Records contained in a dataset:
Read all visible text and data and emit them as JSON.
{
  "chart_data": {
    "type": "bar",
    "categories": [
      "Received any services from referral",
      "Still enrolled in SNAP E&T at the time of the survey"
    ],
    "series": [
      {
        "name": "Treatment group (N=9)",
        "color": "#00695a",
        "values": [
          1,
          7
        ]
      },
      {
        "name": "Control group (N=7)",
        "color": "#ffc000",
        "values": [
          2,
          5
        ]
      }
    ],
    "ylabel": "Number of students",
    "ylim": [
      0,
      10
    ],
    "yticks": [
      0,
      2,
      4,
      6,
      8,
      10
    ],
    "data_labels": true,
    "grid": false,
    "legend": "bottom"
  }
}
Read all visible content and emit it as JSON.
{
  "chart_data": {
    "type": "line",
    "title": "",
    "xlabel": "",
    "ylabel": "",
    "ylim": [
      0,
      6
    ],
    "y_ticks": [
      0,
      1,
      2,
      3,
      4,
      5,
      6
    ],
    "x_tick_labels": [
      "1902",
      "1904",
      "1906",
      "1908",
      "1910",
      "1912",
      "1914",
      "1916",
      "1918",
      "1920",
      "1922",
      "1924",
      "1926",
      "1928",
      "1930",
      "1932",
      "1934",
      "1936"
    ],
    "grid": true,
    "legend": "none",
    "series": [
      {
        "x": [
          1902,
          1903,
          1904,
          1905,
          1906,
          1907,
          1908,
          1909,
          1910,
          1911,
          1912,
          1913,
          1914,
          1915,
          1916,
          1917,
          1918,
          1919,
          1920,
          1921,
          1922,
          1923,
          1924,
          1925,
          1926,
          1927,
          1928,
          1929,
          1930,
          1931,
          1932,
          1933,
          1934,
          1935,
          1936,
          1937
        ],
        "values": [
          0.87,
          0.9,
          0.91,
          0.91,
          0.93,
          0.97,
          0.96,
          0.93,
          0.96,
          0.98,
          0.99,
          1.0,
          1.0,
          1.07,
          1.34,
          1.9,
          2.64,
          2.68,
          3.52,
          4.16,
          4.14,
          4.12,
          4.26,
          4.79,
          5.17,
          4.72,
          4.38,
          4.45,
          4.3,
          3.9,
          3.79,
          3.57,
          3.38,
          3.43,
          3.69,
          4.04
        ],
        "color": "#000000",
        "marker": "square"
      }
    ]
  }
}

- _Exercise_: Output each entry precisely as given.

- _Output below_:
Read all visible text and data and emit them as JSON.
{
  "chart_data": {
    "type": "bar",
    "categories": [
      "Received any services from referral",
      "Still enrolled in SNAP E&T at the time of the survey"
    ],
    "series": [
      {
        "name": "Treatment group (N=9)",
        "color": "#00695a",
        "values": [
          1,
          7
        ]
      },
      {
        "name": "Control group (N=7)",
        "color": "#ffc000",
        "values": [
          2,
          5
        ]
      }
    ],
    "ylabel": "Number of students",
    "ylim": [
      0,
      10
    ],
    "yticks": [
      0,
      2,
      4,
      6,
      8,
      10
    ],
    "data_labels": true,
    "grid": false,
    "legend": "bottom"
  }
}
Read all visible content and emit it as JSON.
{
  "chart_data": {
    "type": "line",
    "title": "",
    "xlabel": "",
    "ylabel": "",
    "ylim": [
      0,
      6
    ],
    "y_ticks": [
      0,
      1,
      2,
      3,
      4,
      5,
      6
    ],
    "x_tick_labels": [
      "1902",
      "1904",
      "1906",
      "1908",
      "1910",
      "1912",
      "1914",
      "1916",
      "1918",
      "1920",
      "1922",
      "1924",
      "1926",
      "1928",
      "1930",
      "1932",
      "1934",
      "1936"
    ],
    "grid": true,
    "legend": "none",
    "series": [
      {
        "x": [
          1902,
          1903,
          1904,
          1905,
          1906,
          1907,
          1908,
          1909,
          1910,
          1911,
          1912,
          1913,
          1914,
          1915,
          1916,
          1917,
          1918,
          1919,
          1920,
          1921,
          1922,
          1923,
          1924,
          1925,
          1926,
          1927,
          1928,
          1929,
          1930,
          1931,
          1932,
          1933,
          1934,
          1935,
          1936,
          1937
        ],
        "values": [
          0.87,
          0.9,
          0.91,
          0.91,
          0.93,
          0.97,
          0.96,
          0.93,
          0.96,
          0.98,
          0.99,
          1.0,
          1.0,
          1.07,
          1.34,
          1.9,
          2.64,
          2.68,
          3.52,
          4.16,
          4.14,
          4.12,
          4.26,
          4.79,
          5.17,
          4.72,
          4.38,
          4.45,
          4.3,
          3.9,
          3.79,
          3.57,
          3.38,
          3.43,
          3.69,
          4.04
        ],
        "color": "#000000",
        "marker": "square"
      }
    ]
  }
}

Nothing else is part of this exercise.